Aim of the exercise => Reproduce this listing in full.

[START OF Input data]

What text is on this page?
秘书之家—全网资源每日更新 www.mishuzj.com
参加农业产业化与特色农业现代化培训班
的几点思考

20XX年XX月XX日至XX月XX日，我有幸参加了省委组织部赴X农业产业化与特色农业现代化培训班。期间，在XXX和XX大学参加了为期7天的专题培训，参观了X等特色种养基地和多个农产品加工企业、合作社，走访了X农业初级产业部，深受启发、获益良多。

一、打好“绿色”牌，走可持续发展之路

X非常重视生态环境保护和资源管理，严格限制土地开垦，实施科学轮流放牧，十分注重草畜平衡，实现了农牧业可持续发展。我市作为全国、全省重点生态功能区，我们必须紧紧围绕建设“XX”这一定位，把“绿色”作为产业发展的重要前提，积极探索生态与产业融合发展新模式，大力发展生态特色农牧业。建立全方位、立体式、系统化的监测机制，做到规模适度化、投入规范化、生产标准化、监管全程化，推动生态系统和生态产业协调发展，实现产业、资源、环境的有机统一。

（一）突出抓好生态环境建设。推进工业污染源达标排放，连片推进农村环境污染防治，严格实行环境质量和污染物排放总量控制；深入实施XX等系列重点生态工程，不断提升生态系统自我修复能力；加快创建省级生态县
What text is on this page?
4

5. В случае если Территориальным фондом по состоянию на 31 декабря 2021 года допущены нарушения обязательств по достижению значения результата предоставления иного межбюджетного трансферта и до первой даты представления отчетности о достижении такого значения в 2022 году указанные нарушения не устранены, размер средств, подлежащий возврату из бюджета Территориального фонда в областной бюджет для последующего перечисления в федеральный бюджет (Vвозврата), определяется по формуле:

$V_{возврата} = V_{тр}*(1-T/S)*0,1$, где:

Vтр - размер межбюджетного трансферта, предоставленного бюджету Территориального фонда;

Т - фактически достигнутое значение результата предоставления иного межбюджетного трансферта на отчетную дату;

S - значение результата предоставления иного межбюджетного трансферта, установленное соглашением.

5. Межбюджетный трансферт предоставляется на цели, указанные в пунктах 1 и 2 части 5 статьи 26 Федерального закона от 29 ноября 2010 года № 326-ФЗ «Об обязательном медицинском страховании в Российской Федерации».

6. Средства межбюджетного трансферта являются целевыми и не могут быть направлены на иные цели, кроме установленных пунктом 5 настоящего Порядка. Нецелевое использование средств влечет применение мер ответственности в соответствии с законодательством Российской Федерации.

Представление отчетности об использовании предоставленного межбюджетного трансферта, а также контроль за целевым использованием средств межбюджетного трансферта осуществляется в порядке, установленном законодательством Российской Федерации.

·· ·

[END OF Input data]

Task response =>
What text is on this page?
秘书之家—全网资源每日更新 www.mishuzj.com
参加农业产业化与特色农业现代化培训班
的几点思考

20XX年XX月XX日至XX月XX日，我有幸参加了省委组织部赴X农业产业化与特色农业现代化培训班。期间，在XXX和XX大学参加了为期7天的专题培训，参观了X等特色种养基地和多个农产品加工企业、合作社，走访了X农业初级产业部，深受启发、获益良多。

一、打好“绿色”牌，走可持续发展之路

X非常重视生态环境保护和资源管理，严格限制土地开垦，实施科学轮流放牧，十分注重草畜平衡，实现了农牧业可持续发展。我市作为全国、全省重点生态功能区，我们必须紧紧围绕建设“XX”这一定位，把“绿色”作为产业发展的重要前提，积极探索生态与产业融合发展新模式，大力发展生态特色农牧业。建立全方位、立体式、系统化的监测机制，做到规模适度化、投入规范化、生产标准化、监管全程化，推动生态系统和生态产业协调发展，实现产业、资源、环境的有机统一。

（一）突出抓好生态环境建设。推进工业污染源达标排放，连片推进农村环境污染防治，严格实行环境质量和污染物排放总量控制；深入实施XX等系列重点生态工程，不断提升生态系统自我修复能力；加快创建省级生态县
What text is on this page?
4

5. В случае если Территориальным фондом по состоянию на 31 декабря 2021 года допущены нарушения обязательств по достижению значения результата предоставления иного межбюджетного трансферта и до первой даты представления отчетности о достижении такого значения в 2022 году указанные нарушения не устранены, размер средств, подлежащий возврату из бюджета Территориального фонда в областной бюджет для последующего перечисления в федеральный бюджет (Vвозврата), определяется по формуле:

$V_{возврата} = V_{тр}*(1-T/S)*0,1$, где:

Vтр - размер межбюджетного трансферта, предоставленного бюджету Территориального фонда;

Т - фактически достигнутое значение результата предоставления иного межбюджетного трансферта на отчетную дату;

S - значение результата предоставления иного межбюджетного трансферта, установленное соглашением.

5. Межбюджетный трансферт предоставляется на цели, указанные в пунктах 1 и 2 части 5 статьи 26 Федерального закона от 29 ноября 2010 года № 326-ФЗ «Об обязательном медицинском страховании в Российской Федерации».

6. Средства межбюджетного трансферта являются целевыми и не могут быть направлены на иные цели, кроме установленных пунктом 5 настоящего Порядка. Нецелевое использование средств влечет применение мер ответственности в соответствии с законодательством Российской Федерации.

Представление отчетности об использовании предоставленного межбюджетного трансферта, а также контроль за целевым использованием средств межбюджетного трансферта осуществляется в порядке, установленном законодательством Российской Федерации.

·· ·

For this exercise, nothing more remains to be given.